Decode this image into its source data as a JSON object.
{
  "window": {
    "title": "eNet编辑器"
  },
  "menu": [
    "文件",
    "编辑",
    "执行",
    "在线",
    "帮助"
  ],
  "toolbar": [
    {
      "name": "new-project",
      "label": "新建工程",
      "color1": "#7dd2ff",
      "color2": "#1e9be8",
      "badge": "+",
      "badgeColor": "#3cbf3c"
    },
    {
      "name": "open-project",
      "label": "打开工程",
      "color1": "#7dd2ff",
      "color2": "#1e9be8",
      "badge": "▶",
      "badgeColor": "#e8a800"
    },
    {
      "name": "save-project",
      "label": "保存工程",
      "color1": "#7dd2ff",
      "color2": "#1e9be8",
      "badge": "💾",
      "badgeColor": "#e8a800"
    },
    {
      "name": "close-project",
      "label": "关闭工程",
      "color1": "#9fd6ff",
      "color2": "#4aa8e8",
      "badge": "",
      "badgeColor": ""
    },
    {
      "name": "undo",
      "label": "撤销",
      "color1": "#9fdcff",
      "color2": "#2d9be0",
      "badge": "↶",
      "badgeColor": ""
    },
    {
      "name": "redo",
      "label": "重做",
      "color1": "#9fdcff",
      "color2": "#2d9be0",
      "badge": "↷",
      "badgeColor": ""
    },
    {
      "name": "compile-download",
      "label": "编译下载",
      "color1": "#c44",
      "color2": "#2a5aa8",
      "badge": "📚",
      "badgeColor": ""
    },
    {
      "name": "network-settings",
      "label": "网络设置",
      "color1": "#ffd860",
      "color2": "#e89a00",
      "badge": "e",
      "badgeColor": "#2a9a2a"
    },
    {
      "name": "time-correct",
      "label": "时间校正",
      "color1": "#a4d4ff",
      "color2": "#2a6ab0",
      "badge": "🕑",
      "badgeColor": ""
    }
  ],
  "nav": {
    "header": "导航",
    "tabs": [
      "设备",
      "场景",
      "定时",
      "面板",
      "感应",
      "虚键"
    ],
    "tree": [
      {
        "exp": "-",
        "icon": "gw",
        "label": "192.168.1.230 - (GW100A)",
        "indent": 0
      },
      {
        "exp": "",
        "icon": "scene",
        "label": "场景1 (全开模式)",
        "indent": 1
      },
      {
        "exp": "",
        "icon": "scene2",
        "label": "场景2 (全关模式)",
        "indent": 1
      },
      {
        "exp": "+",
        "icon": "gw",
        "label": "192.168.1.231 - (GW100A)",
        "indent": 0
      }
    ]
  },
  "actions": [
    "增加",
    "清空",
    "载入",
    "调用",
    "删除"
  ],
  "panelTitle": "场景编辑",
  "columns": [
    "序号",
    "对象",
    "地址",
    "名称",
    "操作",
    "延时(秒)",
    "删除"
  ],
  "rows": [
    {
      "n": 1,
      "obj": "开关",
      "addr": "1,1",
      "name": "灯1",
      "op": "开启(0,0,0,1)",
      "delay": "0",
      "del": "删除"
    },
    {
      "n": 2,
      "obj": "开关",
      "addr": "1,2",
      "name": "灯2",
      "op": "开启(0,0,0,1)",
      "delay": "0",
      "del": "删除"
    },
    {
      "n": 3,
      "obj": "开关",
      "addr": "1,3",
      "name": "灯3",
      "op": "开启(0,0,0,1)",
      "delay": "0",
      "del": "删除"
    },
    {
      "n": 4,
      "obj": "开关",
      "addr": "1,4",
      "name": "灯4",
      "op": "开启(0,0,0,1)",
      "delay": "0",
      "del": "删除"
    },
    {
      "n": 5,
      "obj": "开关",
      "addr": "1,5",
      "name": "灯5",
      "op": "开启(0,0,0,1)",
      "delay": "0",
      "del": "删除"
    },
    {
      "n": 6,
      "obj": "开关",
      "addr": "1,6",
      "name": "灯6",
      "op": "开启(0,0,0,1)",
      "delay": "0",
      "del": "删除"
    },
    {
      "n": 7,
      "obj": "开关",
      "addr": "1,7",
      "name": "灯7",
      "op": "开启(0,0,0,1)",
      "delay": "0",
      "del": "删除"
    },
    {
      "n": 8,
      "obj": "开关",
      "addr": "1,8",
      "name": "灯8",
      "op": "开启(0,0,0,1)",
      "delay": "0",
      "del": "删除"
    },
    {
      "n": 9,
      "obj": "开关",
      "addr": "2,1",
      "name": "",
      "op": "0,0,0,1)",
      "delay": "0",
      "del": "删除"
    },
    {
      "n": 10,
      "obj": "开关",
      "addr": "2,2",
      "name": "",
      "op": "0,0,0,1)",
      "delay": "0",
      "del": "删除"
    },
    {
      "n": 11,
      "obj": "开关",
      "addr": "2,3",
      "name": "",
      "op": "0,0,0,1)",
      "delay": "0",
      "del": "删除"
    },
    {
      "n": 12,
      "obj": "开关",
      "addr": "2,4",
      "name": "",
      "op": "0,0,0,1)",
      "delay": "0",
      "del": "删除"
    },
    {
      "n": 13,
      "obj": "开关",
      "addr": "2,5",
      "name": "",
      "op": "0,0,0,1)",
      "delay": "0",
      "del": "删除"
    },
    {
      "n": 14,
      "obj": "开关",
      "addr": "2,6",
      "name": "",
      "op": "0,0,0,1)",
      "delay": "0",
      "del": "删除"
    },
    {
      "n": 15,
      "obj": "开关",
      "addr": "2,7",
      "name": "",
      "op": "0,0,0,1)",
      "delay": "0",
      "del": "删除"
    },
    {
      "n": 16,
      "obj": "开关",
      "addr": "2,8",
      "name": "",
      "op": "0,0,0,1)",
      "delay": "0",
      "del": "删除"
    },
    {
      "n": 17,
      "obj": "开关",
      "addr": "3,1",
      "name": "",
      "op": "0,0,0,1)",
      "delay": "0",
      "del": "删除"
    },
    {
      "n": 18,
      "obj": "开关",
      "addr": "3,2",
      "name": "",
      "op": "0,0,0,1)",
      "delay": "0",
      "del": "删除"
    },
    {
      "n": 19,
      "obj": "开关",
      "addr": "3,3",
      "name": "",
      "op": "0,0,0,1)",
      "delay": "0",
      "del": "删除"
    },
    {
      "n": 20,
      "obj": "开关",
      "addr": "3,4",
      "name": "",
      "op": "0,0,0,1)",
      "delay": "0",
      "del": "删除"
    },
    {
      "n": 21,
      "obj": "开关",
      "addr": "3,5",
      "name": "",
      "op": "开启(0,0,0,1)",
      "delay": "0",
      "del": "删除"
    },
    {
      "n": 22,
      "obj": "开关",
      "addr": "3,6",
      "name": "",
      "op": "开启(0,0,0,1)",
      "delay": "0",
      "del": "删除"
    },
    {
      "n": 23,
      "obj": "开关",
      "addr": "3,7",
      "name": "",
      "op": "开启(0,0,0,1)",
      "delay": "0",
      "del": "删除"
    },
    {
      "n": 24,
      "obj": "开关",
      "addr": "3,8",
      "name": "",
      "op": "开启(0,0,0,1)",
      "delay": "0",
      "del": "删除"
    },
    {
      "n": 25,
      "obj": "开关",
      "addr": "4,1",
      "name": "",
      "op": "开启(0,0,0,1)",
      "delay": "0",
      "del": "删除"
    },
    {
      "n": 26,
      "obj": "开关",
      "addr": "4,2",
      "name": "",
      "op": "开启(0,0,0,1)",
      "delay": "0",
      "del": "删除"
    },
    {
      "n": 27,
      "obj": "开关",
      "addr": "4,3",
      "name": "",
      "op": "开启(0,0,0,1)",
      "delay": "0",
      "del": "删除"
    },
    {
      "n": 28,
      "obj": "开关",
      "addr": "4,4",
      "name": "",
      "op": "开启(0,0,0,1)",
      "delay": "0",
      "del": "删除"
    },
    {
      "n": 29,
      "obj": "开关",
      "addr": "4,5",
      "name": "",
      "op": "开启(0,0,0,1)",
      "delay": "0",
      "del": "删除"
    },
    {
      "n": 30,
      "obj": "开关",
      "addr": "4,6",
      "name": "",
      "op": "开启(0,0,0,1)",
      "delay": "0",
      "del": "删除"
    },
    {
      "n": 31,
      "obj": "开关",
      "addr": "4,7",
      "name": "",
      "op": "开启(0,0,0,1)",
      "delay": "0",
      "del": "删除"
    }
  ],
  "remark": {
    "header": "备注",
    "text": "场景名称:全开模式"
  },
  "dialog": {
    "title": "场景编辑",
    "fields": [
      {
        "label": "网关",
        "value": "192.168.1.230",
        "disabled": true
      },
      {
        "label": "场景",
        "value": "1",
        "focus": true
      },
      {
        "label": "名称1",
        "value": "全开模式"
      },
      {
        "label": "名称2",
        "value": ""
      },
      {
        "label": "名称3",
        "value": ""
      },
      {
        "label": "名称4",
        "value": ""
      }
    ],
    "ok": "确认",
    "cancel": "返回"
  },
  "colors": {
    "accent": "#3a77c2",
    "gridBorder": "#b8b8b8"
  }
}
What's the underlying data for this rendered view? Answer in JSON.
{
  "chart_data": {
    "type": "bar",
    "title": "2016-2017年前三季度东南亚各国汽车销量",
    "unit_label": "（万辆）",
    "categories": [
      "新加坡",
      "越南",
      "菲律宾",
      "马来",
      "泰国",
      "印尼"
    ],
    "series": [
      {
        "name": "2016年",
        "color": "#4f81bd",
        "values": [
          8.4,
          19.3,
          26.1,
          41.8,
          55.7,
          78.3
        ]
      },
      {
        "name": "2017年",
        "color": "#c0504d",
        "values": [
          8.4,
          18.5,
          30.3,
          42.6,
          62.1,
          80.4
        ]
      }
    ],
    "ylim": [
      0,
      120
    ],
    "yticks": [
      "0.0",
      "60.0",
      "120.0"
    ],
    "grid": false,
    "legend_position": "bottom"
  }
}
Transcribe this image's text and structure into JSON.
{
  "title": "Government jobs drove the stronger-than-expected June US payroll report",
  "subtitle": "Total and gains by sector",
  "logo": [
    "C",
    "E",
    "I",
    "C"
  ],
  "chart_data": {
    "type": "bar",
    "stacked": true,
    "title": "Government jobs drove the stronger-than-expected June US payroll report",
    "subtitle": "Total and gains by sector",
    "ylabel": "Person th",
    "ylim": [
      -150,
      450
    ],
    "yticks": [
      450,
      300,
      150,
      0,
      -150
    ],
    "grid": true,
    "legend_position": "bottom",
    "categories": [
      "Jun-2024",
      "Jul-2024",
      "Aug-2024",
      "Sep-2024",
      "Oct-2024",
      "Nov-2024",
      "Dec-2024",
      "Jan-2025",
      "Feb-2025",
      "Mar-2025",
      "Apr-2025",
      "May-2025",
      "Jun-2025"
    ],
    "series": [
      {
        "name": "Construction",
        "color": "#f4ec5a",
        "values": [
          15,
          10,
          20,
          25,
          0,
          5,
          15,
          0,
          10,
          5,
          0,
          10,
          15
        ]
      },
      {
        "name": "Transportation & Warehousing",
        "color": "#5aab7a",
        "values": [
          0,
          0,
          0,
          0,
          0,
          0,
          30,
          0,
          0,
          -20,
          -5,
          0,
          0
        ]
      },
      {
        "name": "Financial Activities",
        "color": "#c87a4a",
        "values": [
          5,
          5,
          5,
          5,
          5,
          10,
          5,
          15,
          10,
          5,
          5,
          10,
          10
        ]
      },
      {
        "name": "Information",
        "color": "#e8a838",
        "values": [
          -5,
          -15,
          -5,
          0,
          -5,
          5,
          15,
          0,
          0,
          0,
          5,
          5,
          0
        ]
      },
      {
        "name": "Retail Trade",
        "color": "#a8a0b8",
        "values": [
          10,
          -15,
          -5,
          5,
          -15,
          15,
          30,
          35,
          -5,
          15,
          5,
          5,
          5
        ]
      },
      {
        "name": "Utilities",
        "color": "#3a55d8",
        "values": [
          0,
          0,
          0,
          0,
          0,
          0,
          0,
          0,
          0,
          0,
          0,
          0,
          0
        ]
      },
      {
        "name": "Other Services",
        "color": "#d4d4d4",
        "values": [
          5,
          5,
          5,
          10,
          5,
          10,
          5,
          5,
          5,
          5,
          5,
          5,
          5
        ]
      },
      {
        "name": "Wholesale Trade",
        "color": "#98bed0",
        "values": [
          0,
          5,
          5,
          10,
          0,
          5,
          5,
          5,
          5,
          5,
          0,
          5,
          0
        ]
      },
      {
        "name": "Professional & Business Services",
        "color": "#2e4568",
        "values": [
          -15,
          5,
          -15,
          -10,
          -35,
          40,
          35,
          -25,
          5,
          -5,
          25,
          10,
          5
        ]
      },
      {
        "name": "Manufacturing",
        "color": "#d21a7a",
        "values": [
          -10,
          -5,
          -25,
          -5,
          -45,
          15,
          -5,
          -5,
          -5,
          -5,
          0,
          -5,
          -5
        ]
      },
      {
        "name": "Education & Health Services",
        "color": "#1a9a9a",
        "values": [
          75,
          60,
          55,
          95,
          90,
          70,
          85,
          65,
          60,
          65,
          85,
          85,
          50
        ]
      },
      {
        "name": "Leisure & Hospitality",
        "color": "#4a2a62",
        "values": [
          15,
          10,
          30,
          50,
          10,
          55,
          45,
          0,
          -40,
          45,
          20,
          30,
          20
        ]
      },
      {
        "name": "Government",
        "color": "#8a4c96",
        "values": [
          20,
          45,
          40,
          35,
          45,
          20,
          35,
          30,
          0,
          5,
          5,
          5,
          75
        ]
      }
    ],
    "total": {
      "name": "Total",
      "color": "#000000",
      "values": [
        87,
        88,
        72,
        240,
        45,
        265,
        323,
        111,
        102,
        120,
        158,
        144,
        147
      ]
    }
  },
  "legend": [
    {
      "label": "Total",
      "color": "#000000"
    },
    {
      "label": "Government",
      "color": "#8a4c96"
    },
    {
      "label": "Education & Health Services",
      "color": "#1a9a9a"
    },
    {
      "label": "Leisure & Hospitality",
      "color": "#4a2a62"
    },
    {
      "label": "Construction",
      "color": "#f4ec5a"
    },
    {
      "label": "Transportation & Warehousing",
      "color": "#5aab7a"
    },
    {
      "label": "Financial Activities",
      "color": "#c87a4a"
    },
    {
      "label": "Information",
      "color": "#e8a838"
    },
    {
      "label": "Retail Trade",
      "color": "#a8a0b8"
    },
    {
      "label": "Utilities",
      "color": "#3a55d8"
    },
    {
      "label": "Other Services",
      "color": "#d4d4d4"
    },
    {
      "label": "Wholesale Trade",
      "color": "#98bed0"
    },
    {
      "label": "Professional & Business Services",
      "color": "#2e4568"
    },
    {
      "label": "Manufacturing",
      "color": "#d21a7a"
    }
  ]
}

* * * * * * * * *

YOUR OBJECTIVE
Copy all lines in the listing above where the string "report" appears.

REPLY
  "title": "Government jobs drove the stronger-than-expected June US payroll report",
    "title": "Government jobs drove the stronger-than-expected June US payroll report",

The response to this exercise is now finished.